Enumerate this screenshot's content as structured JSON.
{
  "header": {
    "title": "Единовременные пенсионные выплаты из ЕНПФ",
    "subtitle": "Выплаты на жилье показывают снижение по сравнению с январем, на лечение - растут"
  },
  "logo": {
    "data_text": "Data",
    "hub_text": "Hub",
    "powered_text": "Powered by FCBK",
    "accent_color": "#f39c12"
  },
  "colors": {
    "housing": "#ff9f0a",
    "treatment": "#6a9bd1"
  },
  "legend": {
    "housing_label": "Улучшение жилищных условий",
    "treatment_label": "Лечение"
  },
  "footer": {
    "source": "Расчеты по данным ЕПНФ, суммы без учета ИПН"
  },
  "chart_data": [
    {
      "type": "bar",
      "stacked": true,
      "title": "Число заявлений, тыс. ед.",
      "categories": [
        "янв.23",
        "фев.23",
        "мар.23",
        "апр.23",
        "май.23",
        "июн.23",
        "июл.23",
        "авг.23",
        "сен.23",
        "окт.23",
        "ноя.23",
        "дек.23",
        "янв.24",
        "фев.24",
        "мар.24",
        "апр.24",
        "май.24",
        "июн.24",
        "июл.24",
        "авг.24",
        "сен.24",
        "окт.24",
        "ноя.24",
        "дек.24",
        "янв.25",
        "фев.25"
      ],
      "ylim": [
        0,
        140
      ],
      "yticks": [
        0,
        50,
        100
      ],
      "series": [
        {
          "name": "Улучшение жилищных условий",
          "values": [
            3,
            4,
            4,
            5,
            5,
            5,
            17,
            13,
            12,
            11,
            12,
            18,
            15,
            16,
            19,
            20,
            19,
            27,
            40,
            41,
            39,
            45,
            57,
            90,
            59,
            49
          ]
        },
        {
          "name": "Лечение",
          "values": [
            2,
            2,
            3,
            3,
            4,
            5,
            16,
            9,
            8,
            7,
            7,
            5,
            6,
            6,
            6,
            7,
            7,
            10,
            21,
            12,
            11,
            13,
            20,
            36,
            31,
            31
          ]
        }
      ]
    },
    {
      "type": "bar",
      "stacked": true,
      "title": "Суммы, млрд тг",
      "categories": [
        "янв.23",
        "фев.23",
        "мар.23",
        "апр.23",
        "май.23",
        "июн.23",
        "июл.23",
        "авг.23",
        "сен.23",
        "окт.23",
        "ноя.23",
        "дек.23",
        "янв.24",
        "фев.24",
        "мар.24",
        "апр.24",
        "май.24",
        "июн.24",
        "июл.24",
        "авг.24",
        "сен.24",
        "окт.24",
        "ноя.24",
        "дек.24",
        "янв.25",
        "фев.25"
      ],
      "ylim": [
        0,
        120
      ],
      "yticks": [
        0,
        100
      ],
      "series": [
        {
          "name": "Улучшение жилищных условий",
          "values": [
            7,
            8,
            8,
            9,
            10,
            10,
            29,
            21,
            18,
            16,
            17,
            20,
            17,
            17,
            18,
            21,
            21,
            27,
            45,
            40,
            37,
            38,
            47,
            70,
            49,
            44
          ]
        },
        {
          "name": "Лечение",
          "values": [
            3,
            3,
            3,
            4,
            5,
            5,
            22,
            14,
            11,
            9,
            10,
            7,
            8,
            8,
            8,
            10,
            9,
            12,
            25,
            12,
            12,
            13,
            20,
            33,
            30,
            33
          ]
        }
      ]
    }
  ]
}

________

Transcribe every entry word for word.

■ THE ANSWER ■
Enumerate this screenshot's content as structured JSON.
{
  "header": {
    "title": "Единовременные пенсионные выплаты из ЕНПФ",
    "subtitle": "Выплаты на жилье показывают снижение по сравнению с январем, на лечение - растут"
  },
  "logo": {
    "data_text": "Data",
    "hub_text": "Hub",
    "powered_text": "Powered by FCBK",
    "accent_color": "#f39c12"
  },
  "colors": {
    "housing": "#ff9f0a",
    "treatment": "#6a9bd1"
  },
  "legend": {
    "housing_label": "Улучшение жилищных условий",
    "treatment_label": "Лечение"
  },
  "footer": {
    "source": "Расчеты по данным ЕПНФ, суммы без учета ИПН"
  },
  "chart_data": [
    {
      "type": "bar",
      "stacked": true,
      "title": "Число заявлений, тыс. ед.",
      "categories": [
        "янв.23",
        "фев.23",
        "мар.23",
        "апр.23",
        "май.23",
        "июн.23",
        "июл.23",
        "авг.23",
        "сен.23",
        "окт.23",
        "ноя.23",
        "дек.23",
        "янв.24",
        "фев.24",
        "мар.24",
        "апр.24",
        "май.24",
        "июн.24",
        "июл.24",
        "авг.24",
        "сен.24",
        "окт.24",
        "ноя.24",
        "дек.24",
        "янв.25",
        "фев.25"
      ],
      "ylim": [
        0,
        140
      ],
      "yticks": [
        0,
        50,
        100
      ],
      "series": [
        {
          "name": "Улучшение жилищных условий",
          "values": [
            3,
            4,
            4,
            5,
            5,
            5,
            17,
            13,
            12,
            11,
            12,
            18,
            15,
            16,
            19,
            20,
            19,
            27,
            40,
            41,
            39,
            45,
            57,
            90,
            59,
            49
          ]
        },
        {
          "name": "Лечение",
          "values": [
            2,
            2,
            3,
            3,
            4,
            5,
            16,
            9,
            8,
            7,
            7,
            5,
            6,
            6,
            6,
            7,
            7,
            10,
            21,
            12,
            11,
            13,
            20,
            36,
            31,
            31
          ]
        }
      ]
    },
    {
      "type": "bar",
      "stacked": true,
      "title": "Суммы, млрд тг",
      "categories": [
        "янв.23",
        "фев.23",
        "мар.23",
        "апр.23",
        "май.23",
        "июн.23",
        "июл.23",
        "авг.23",
        "сен.23",
        "окт.23",
        "ноя.23",
        "дек.23",
        "янв.24",
        "фев.24",
        "мар.24",
        "апр.24",
        "май.24",
        "июн.24",
        "июл.24",
        "авг.24",
        "сен.24",
        "окт.24",
        "ноя.24",
        "дек.24",
        "янв.25",
        "фев.25"
      ],
      "ylim": [
        0,
        120
      ],
      "yticks": [
        0,
        100
      ],
      "series": [
        {
          "name": "Улучшение жилищных условий",
          "values": [
            7,
            8,
            8,
            9,
            10,
            10,
            29,
            21,
            18,
            16,
            17,
            20,
            17,
            17,
            18,
            21,
            21,
            27,
            45,
            40,
            37,
            38,
            47,
            70,
            49,
            44
          ]
        },
        {
          "name": "Лечение",
          "values": [
            3,
            3,
            3,
            4,
            5,
            5,
            22,
            14,
            11,
            9,
            10,
            7,
            8,
            8,
            8,
            10,
            9,
            12,
            25,
            12,
            12,
            13,
            20,
            33,
            30,
            33
          ]
        }
      ]
    }
  ]
}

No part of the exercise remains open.